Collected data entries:

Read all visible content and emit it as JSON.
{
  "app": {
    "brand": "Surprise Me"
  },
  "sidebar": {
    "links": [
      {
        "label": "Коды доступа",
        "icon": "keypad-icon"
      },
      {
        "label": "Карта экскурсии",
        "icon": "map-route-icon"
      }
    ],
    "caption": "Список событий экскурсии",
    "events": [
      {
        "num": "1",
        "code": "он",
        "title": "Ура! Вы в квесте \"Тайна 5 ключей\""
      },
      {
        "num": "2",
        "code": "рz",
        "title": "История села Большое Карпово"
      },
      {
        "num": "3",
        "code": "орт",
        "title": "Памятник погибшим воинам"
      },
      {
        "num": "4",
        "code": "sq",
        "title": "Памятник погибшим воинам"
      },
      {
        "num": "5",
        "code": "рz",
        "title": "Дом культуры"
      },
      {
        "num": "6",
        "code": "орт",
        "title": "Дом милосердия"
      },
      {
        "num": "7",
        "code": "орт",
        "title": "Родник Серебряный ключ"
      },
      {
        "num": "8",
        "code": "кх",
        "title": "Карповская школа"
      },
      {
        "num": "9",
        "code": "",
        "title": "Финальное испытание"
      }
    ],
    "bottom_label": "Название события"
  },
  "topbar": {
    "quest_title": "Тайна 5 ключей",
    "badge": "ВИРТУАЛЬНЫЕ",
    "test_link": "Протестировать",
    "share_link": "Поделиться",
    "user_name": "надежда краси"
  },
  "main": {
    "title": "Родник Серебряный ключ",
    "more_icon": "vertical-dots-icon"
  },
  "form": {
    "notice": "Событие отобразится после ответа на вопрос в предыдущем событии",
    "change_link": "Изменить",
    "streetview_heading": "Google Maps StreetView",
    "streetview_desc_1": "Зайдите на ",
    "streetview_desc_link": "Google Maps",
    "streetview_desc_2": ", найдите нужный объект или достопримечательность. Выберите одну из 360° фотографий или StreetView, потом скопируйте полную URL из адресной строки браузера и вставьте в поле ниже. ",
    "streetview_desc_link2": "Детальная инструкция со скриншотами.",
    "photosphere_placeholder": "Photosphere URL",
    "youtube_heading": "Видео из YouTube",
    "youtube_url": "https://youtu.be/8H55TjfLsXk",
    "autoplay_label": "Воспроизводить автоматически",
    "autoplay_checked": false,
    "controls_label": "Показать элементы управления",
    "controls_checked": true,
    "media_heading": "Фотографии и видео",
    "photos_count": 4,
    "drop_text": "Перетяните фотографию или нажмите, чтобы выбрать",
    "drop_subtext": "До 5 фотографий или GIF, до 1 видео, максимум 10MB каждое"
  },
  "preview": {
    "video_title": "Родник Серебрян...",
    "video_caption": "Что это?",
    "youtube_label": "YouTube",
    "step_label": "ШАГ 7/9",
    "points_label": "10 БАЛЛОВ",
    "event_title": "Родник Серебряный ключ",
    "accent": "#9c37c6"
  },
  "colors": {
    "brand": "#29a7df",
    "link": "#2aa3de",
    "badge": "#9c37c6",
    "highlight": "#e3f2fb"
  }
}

Stated exercise:
Find the word "Google" in the entries, and copy every line it shows up in.

Problem solution:
    "streetview_heading": "Google Maps StreetView",
    "streetview_desc_link": "Google Maps",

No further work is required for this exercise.